Dataset entries on figures:

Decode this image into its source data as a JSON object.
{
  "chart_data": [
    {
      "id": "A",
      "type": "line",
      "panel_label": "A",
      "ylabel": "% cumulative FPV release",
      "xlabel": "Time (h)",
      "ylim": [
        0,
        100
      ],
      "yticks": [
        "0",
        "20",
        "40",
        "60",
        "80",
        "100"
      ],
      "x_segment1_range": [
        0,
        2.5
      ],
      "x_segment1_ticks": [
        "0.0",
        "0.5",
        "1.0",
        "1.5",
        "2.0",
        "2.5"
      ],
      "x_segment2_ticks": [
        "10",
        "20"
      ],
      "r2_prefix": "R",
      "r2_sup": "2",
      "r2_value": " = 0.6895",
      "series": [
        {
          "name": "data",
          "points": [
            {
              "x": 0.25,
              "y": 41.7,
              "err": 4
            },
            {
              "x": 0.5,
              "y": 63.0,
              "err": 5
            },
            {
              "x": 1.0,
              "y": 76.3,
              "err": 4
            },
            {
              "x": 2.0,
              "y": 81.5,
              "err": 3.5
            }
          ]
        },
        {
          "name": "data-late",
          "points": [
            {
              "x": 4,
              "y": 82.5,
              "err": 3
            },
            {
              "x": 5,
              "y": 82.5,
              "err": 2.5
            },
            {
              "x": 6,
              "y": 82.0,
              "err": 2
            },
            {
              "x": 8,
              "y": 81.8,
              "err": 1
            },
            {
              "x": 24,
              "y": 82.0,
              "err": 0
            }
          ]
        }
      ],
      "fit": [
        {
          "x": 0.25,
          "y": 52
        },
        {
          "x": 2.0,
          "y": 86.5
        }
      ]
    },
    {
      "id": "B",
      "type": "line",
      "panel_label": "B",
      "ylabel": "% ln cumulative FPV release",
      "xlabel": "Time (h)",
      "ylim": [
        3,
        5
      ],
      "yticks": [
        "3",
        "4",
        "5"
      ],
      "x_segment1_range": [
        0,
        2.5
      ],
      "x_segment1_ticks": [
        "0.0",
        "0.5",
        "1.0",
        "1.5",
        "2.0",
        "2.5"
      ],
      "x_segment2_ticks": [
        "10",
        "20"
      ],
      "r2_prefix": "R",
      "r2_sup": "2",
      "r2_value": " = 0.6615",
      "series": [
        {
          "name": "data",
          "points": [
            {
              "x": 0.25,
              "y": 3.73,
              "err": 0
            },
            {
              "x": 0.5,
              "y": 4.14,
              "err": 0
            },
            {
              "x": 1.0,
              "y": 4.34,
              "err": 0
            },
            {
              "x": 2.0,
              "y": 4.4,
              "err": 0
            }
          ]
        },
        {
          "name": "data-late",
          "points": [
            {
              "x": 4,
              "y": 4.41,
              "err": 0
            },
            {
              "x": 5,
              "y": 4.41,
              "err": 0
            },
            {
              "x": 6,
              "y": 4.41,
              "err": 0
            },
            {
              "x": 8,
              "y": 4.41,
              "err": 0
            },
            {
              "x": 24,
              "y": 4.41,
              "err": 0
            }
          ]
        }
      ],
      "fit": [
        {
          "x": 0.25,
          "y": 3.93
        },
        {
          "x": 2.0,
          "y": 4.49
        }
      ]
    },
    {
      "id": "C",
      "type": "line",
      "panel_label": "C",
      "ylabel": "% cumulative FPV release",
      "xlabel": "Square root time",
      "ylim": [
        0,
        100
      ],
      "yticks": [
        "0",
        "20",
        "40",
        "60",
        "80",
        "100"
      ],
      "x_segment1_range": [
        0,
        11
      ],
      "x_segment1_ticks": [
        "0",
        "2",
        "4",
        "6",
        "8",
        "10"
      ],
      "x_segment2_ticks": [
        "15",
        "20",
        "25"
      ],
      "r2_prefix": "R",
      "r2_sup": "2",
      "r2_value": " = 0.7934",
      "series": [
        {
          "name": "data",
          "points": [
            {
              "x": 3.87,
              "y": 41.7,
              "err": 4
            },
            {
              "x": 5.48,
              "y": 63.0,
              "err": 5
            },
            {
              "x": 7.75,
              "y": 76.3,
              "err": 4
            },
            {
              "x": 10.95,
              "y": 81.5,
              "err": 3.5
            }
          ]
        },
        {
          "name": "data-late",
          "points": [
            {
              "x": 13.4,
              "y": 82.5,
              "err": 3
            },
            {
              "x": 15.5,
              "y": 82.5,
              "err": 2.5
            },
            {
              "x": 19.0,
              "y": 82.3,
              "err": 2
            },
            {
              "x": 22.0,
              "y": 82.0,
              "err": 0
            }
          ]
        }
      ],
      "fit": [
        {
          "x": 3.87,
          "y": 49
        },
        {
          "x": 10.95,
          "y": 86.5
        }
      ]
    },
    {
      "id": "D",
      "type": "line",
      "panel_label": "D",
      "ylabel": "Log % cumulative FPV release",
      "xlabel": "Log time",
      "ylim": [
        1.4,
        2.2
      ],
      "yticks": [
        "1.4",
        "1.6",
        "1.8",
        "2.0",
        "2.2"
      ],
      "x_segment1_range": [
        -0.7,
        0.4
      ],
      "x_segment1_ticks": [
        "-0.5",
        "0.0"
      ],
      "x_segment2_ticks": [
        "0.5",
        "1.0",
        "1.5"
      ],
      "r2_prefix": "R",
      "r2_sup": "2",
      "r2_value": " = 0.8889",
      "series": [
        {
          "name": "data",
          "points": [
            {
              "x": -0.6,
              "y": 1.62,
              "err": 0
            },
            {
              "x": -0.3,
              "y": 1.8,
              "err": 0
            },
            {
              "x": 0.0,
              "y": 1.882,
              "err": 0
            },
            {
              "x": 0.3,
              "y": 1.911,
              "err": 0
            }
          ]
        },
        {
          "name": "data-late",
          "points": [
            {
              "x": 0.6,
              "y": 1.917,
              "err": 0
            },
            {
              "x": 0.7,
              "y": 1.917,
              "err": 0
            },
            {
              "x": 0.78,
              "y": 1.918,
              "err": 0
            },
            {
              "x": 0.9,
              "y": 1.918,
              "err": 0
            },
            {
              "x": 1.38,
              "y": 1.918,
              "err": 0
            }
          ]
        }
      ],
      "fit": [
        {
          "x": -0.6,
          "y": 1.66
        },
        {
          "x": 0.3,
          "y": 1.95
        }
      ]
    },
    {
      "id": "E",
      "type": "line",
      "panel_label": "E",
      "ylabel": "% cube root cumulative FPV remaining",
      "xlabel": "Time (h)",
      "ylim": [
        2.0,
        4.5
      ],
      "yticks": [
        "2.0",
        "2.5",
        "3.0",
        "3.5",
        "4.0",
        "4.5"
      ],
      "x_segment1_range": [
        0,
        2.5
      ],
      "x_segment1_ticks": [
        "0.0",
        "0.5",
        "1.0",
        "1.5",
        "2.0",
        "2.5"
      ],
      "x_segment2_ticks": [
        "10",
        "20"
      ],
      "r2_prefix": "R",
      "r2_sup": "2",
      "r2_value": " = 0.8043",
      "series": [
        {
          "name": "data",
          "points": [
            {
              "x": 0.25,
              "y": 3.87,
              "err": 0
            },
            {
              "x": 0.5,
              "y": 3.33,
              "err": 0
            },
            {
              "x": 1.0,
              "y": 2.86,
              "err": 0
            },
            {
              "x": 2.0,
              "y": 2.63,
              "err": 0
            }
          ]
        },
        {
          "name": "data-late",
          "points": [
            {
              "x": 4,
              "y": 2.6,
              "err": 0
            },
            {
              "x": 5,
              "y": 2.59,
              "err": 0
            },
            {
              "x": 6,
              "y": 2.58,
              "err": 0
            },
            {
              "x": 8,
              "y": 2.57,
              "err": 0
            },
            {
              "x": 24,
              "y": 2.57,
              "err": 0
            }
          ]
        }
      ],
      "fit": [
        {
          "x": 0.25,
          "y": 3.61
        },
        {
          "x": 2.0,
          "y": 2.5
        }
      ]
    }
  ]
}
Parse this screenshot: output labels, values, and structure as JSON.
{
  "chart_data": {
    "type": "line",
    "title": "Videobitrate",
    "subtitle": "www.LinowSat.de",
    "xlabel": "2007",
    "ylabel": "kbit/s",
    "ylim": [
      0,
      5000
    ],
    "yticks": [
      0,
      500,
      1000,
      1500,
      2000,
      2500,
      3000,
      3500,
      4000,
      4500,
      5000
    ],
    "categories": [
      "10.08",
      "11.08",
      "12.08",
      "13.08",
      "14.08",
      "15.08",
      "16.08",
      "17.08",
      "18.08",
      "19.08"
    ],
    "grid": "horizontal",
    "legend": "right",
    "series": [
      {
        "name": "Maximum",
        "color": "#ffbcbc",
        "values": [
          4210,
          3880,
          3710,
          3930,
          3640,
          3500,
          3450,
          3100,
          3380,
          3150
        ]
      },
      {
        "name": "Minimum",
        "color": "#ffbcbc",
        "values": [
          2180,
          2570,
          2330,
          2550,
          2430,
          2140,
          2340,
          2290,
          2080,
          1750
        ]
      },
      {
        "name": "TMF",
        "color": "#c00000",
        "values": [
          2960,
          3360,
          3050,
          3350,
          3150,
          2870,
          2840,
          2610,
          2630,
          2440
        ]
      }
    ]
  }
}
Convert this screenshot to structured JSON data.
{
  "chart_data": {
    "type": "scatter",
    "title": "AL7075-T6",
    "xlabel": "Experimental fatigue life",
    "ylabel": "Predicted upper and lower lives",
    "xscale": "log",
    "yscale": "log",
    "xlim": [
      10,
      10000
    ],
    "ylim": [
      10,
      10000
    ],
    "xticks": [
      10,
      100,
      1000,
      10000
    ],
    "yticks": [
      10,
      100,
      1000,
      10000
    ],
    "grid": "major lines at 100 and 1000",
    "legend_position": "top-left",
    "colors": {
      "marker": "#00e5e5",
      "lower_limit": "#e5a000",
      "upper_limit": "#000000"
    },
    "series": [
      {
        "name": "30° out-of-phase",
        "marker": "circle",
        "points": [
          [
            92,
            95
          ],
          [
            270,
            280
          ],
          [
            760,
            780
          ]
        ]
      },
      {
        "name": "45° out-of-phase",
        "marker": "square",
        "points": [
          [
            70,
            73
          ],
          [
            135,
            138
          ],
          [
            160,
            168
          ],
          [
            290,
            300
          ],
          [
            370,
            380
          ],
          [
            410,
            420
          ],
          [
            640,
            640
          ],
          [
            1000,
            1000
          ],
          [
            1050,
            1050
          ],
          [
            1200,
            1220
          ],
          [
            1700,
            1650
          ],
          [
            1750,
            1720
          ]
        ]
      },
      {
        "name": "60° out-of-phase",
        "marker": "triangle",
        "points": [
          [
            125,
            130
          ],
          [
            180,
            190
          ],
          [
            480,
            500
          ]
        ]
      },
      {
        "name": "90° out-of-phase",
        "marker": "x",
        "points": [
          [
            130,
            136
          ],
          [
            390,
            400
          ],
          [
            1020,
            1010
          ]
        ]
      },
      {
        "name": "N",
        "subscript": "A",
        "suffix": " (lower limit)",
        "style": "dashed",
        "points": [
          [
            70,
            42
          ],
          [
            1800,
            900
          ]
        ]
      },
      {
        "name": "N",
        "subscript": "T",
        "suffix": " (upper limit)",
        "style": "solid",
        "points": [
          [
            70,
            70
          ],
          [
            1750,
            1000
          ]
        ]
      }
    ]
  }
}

Aim of the task
Work out how many lines of the listing above include "screenshot". Answer with the number and nothing more.

Full response
2